:: WHAT YOU HAVE TO DO ::
All of the material below is to be returned exactly.

==== GIVEN INFORMATION

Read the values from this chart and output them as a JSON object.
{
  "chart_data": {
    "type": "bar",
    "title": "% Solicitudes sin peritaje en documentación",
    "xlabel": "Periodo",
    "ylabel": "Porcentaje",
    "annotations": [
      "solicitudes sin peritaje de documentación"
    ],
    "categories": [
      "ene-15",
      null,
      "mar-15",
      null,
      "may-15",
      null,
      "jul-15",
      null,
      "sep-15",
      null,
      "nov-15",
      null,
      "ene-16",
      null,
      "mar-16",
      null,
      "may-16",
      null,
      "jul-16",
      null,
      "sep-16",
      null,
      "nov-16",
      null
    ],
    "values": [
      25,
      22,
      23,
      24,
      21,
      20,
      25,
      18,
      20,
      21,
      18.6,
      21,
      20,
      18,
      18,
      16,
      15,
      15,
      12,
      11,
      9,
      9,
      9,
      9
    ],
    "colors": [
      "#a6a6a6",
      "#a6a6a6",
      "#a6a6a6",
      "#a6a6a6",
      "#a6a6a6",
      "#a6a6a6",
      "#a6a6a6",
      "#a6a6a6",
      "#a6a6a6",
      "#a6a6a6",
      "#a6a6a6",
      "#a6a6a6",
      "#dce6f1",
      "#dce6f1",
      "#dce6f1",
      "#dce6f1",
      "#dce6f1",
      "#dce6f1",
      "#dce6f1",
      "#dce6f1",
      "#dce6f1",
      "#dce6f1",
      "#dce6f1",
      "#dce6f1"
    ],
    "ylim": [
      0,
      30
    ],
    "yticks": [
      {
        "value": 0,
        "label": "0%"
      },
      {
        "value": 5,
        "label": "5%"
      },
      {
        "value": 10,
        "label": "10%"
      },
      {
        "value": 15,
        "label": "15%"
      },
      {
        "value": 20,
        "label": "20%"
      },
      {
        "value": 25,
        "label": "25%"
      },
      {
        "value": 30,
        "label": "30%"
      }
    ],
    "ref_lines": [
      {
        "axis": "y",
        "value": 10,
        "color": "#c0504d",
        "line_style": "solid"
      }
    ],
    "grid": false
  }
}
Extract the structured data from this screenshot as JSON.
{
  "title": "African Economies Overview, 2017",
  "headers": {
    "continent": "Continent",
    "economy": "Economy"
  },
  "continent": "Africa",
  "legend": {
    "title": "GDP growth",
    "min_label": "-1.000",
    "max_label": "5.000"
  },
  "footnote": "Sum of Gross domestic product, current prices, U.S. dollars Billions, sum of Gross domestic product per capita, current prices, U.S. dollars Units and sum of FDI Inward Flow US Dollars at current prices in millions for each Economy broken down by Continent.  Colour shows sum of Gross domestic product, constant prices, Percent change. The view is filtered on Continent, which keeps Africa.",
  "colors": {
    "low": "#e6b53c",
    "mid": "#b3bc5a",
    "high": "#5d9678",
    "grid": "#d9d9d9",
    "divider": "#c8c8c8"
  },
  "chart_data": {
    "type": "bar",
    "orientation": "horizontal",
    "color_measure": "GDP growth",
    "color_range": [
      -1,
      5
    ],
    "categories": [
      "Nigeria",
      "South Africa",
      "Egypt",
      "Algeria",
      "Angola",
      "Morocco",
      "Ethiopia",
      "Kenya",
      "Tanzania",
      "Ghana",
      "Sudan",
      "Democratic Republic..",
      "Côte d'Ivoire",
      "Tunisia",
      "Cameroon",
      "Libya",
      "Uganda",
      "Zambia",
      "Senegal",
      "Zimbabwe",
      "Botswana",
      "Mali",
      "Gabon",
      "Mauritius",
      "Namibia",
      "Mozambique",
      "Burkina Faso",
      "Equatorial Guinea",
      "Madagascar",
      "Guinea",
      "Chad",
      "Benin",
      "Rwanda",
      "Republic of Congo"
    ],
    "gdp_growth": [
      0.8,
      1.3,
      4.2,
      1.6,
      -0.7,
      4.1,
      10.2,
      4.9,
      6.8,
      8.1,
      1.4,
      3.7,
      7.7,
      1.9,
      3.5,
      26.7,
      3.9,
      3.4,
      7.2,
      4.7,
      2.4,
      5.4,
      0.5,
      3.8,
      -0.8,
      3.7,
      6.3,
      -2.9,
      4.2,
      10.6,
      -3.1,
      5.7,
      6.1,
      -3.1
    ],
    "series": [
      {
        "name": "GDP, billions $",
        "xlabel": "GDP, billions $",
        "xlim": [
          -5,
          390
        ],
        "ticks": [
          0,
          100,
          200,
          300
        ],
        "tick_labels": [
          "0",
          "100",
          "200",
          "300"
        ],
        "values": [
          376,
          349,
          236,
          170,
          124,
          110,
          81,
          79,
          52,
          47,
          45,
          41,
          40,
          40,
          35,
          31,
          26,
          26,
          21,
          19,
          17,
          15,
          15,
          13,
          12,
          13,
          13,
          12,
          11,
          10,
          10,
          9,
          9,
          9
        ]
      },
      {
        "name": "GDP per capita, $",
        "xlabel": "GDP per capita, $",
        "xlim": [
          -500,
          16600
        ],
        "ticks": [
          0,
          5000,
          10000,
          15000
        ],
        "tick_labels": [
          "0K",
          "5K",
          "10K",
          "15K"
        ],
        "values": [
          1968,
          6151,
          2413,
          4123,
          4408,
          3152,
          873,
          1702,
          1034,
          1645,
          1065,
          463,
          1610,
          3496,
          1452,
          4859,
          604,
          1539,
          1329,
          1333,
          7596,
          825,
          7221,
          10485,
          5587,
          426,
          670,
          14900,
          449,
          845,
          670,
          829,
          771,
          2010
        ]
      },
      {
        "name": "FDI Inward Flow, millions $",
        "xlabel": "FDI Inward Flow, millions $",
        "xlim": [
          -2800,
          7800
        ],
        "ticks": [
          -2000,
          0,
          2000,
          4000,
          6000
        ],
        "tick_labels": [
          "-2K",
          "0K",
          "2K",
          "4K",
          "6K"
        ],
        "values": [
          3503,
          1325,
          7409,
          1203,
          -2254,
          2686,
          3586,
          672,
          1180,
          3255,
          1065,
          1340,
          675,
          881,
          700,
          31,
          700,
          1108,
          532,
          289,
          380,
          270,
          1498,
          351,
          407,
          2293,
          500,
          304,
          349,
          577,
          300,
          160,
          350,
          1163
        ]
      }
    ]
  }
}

========

:: EXPECTED ANSWER ::
Read the values from this chart and output them as a JSON object.
{
  "chart_data": {
    "type": "bar",
    "title": "% Solicitudes sin peritaje en documentación",
    "xlabel": "Periodo",
    "ylabel": "Porcentaje",
    "annotations": [
      "solicitudes sin peritaje de documentación"
    ],
    "categories": [
      "ene-15",
      null,
      "mar-15",
      null,
      "may-15",
      null,
      "jul-15",
      null,
      "sep-15",
      null,
      "nov-15",
      null,
      "ene-16",
      null,
      "mar-16",
      null,
      "may-16",
      null,
      "jul-16",
      null,
      "sep-16",
      null,
      "nov-16",
      null
    ],
    "values": [
      25,
      22,
      23,
      24,
      21,
      20,
      25,
      18,
      20,
      21,
      18.6,
      21,
      20,
      18,
      18,
      16,
      15,
      15,
      12,
      11,
      9,
      9,
      9,
      9
    ],
    "colors": [
      "#a6a6a6",
      "#a6a6a6",
      "#a6a6a6",
      "#a6a6a6",
      "#a6a6a6",
      "#a6a6a6",
      "#a6a6a6",
      "#a6a6a6",
      "#a6a6a6",
      "#a6a6a6",
      "#a6a6a6",
      "#a6a6a6",
      "#dce6f1",
      "#dce6f1",
      "#dce6f1",
      "#dce6f1",
      "#dce6f1",
      "#dce6f1",
      "#dce6f1",
      "#dce6f1",
      "#dce6f1",
      "#dce6f1",
      "#dce6f1",
      "#dce6f1"
    ],
    "ylim": [
      0,
      30
    ],
    "yticks": [
      {
        "value": 0,
        "label": "0%"
      },
      {
        "value": 5,
        "label": "5%"
      },
      {
        "value": 10,
        "label": "10%"
      },
      {
        "value": 15,
        "label": "15%"
      },
      {
        "value": 20,
        "label": "20%"
      },
      {
        "value": 25,
        "label": "25%"
      },
      {
        "value": 30,
        "label": "30%"
      }
    ],
    "ref_lines": [
      {
        "axis": "y",
        "value": 10,
        "color": "#c0504d",
        "line_style": "solid"
      }
    ],
    "grid": false
  }
}
Extract the structured data from this screenshot as JSON.
{
  "title": "African Economies Overview, 2017",
  "headers": {
    "continent": "Continent",
    "economy": "Economy"
  },
  "continent": "Africa",
  "legend": {
    "title": "GDP growth",
    "min_label": "-1.000",
    "max_label": "5.000"
  },
  "footnote": "Sum of Gross domestic product, current prices, U.S. dollars Billions, sum of Gross domestic product per capita, current prices, U.S. dollars Units and sum of FDI Inward Flow US Dollars at current prices in millions for each Economy broken down by Continent.  Colour shows sum of Gross domestic product, constant prices, Percent change. The view is filtered on Continent, which keeps Africa.",
  "colors": {
    "low": "#e6b53c",
    "mid": "#b3bc5a",
    "high": "#5d9678",
    "grid": "#d9d9d9",
    "divider": "#c8c8c8"
  },
  "chart_data": {
    "type": "bar",
    "orientation": "horizontal",
    "color_measure": "GDP growth",
    "color_range": [
      -1,
      5
    ],
    "categories": [
      "Nigeria",
      "South Africa",
      "Egypt",
      "Algeria",
      "Angola",
      "Morocco",
      "Ethiopia",
      "Kenya",
      "Tanzania",
      "Ghana",
      "Sudan",
      "Democratic Republic..",
      "Côte d'Ivoire",
      "Tunisia",
      "Cameroon",
      "Libya",
      "Uganda",
      "Zambia",
      "Senegal",
      "Zimbabwe",
      "Botswana",
      "Mali",
      "Gabon",
      "Mauritius",
      "Namibia",
      "Mozambique",
      "Burkina Faso",
      "Equatorial Guinea",
      "Madagascar",
      "Guinea",
      "Chad",
      "Benin",
      "Rwanda",
      "Republic of Congo"
    ],
    "gdp_growth": [
      0.8,
      1.3,
      4.2,
      1.6,
      -0.7,
      4.1,
      10.2,
      4.9,
      6.8,
      8.1,
      1.4,
      3.7,
      7.7,
      1.9,
      3.5,
      26.7,
      3.9,
      3.4,
      7.2,
      4.7,
      2.4,
      5.4,
      0.5,
      3.8,
      -0.8,
      3.7,
      6.3,
      -2.9,
      4.2,
      10.6,
      -3.1,
      5.7,
      6.1,
      -3.1
    ],
    "series": [
      {
        "name": "GDP, billions $",
        "xlabel": "GDP, billions $",
        "xlim": [
          -5,
          390
        ],
        "ticks": [
          0,
          100,
          200,
          300
        ],
        "tick_labels": [
          "0",
          "100",
          "200",
          "300"
        ],
        "values": [
          376,
          349,
          236,
          170,
          124,
          110,
          81,
          79,
          52,
          47,
          45,
          41,
          40,
          40,
          35,
          31,
          26,
          26,
          21,
          19,
          17,
          15,
          15,
          13,
          12,
          13,
          13,
          12,
          11,
          10,
          10,
          9,
          9,
          9
        ]
      },
      {
        "name": "GDP per capita, $",
        "xlabel": "GDP per capita, $",
        "xlim": [
          -500,
          16600
        ],
        "ticks": [
          0,
          5000,
          10000,
          15000
        ],
        "tick_labels": [
          "0K",
          "5K",
          "10K",
          "15K"
        ],
        "values": [
          1968,
          6151,
          2413,
          4123,
          4408,
          3152,
          873,
          1702,
          1034,
          1645,
          1065,
          463,
          1610,
          3496,
          1452,
          4859,
          604,
          1539,
          1329,
          1333,
          7596,
          825,
          7221,
          10485,
          5587,
          426,
          670,
          14900,
          449,
          845,
          670,
          829,
          771,
          2010
        ]
      },
      {
        "name": "FDI Inward Flow, millions $",
        "xlabel": "FDI Inward Flow, millions $",
        "xlim": [
          -2800,
          7800
        ],
        "ticks": [
          -2000,
          0,
          2000,
          4000,
          6000
        ],
        "tick_labels": [
          "-2K",
          "0K",
          "2K",
          "4K",
          "6K"
        ],
        "values": [
          3503,
          1325,
          7409,
          1203,
          -2254,
          2686,
          3586,
          672,
          1180,
          3255,
          1065,
          1340,
          675,
          881,
          700,
          31,
          700,
          1108,
          532,
          289,
          380,
          270,
          1498,
          351,
          407,
          2293,
          500,
          304,
          349,
          577,
          300,
          160,
          350,
          1163
        ]
      }
    ]
  }
}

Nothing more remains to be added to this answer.